**TASK OBJECTIVE:** Read through the data and report every line in which the word "делали" occurs.

**EXTRACTED RECORDS:**
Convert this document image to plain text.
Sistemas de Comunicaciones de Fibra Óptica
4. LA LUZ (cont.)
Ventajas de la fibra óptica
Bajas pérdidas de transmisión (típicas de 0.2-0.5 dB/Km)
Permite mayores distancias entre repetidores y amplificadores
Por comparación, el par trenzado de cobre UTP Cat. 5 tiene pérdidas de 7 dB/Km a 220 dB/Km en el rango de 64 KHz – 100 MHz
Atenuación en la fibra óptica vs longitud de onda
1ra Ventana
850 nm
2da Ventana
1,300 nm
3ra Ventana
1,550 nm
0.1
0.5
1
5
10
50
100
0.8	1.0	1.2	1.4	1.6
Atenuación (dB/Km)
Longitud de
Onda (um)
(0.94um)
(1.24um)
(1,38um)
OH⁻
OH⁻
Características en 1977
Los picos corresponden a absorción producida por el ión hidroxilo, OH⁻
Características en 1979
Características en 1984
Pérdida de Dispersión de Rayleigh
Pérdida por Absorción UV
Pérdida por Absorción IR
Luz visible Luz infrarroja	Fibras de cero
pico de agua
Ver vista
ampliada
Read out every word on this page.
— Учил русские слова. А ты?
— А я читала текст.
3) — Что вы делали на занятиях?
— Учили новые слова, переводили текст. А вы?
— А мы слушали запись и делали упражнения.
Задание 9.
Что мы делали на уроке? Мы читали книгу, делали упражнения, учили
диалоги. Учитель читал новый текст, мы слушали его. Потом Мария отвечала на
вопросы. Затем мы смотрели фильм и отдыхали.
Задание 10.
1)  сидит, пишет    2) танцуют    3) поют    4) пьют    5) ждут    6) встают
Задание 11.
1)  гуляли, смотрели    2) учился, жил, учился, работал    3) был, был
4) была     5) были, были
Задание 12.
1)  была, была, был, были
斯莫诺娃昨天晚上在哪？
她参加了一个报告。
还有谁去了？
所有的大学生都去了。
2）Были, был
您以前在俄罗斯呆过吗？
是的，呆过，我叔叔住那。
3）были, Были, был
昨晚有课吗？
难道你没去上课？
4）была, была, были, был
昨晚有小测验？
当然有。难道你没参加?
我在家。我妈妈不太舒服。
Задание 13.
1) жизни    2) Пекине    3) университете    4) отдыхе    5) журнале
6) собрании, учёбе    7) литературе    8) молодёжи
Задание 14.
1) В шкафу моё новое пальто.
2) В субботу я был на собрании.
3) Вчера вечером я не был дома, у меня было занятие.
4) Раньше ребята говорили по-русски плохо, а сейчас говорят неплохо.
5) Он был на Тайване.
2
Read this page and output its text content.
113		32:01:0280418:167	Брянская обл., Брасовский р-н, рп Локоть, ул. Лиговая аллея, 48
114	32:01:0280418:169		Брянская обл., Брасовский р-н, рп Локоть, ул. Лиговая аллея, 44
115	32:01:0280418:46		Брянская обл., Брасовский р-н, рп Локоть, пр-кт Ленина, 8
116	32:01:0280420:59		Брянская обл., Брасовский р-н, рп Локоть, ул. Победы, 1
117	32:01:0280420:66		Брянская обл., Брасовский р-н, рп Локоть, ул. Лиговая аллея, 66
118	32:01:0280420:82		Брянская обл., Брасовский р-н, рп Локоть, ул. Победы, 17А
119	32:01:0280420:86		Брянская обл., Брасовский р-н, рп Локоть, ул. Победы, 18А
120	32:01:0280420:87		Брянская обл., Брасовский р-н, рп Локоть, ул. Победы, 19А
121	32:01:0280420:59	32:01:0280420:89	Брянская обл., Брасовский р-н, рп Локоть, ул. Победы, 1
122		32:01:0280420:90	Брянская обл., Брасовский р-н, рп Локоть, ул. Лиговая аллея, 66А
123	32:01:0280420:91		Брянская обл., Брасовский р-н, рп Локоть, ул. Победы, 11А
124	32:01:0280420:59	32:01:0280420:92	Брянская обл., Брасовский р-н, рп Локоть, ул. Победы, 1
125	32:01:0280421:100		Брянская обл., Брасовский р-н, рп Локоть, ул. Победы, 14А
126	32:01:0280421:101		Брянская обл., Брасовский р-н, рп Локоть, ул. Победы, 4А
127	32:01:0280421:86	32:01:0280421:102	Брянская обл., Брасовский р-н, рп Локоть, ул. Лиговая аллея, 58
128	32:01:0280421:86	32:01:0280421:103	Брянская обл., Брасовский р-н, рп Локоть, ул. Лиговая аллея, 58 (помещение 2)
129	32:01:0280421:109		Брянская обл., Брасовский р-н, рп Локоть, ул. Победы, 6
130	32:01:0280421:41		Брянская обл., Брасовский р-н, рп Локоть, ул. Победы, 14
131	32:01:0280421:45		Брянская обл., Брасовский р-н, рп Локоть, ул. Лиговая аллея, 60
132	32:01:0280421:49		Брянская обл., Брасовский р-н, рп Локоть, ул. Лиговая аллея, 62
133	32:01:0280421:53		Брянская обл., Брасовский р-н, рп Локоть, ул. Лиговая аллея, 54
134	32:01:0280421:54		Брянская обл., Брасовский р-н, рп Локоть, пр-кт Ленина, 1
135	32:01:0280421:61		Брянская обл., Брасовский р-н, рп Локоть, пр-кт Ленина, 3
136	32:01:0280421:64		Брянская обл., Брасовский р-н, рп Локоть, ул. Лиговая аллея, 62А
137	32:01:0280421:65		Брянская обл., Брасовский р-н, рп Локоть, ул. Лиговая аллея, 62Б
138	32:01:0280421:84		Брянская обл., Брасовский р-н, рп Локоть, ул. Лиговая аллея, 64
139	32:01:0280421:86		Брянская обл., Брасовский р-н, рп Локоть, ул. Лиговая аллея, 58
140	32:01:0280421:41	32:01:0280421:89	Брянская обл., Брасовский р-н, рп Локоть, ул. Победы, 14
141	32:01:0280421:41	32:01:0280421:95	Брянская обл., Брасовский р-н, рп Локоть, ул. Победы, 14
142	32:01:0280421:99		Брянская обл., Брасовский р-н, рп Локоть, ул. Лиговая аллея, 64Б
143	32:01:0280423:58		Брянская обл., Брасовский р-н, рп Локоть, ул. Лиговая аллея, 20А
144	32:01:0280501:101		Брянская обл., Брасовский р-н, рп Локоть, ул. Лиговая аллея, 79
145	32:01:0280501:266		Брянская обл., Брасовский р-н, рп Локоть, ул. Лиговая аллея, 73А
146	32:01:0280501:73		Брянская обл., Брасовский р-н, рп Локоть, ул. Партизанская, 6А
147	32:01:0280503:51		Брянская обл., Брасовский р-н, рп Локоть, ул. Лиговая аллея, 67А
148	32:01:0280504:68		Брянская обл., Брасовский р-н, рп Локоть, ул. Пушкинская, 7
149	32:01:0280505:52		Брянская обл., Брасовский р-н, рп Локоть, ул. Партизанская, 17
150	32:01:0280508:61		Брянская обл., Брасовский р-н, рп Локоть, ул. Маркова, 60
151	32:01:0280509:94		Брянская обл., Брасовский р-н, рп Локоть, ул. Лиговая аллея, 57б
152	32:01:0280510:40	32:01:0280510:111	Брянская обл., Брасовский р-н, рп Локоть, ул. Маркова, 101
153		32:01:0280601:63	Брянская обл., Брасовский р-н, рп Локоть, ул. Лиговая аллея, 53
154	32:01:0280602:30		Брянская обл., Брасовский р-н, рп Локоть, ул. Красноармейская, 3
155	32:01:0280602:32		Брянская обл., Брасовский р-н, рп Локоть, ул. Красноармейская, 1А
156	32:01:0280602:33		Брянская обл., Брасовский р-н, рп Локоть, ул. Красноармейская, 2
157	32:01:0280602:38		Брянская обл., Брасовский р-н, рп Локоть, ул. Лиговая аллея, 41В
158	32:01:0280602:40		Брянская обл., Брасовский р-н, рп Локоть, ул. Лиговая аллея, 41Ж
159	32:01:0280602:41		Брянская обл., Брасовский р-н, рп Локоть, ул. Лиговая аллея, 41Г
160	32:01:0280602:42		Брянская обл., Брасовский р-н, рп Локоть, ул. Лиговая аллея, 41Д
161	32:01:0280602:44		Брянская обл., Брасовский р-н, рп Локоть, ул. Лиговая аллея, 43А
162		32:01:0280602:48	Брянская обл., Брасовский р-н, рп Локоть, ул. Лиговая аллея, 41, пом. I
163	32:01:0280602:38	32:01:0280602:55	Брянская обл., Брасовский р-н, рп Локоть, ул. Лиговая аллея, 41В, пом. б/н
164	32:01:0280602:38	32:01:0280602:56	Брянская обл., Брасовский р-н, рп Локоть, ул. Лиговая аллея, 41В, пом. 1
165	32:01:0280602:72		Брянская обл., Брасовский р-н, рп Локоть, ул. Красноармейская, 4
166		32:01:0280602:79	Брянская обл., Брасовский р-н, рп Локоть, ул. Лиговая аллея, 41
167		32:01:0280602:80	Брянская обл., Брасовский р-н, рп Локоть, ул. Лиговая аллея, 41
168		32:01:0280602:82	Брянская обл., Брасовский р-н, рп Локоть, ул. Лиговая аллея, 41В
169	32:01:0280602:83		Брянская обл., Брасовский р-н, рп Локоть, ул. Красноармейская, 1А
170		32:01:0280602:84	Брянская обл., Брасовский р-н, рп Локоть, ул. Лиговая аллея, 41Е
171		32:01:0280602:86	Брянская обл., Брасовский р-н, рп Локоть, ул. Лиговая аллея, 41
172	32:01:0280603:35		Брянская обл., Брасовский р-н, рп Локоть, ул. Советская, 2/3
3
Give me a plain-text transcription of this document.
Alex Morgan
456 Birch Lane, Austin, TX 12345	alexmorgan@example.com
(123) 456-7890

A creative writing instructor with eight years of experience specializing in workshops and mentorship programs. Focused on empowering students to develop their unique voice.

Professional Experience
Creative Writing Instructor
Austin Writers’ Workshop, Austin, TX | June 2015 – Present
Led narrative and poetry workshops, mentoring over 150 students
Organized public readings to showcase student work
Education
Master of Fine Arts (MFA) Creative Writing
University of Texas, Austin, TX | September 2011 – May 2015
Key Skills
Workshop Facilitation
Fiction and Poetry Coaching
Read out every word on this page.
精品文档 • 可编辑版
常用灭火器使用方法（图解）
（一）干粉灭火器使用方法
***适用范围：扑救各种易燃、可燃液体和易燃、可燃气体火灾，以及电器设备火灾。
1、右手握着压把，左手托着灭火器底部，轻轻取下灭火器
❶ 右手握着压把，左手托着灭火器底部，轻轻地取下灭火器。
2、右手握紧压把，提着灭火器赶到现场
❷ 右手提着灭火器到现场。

**ANSWER TO THE TASK:**
3) — Что вы делали на занятиях?
— А мы слушали запись и делали упражнения.
Что мы делали на уроке? Мы читали книгу, делали упражнения, учили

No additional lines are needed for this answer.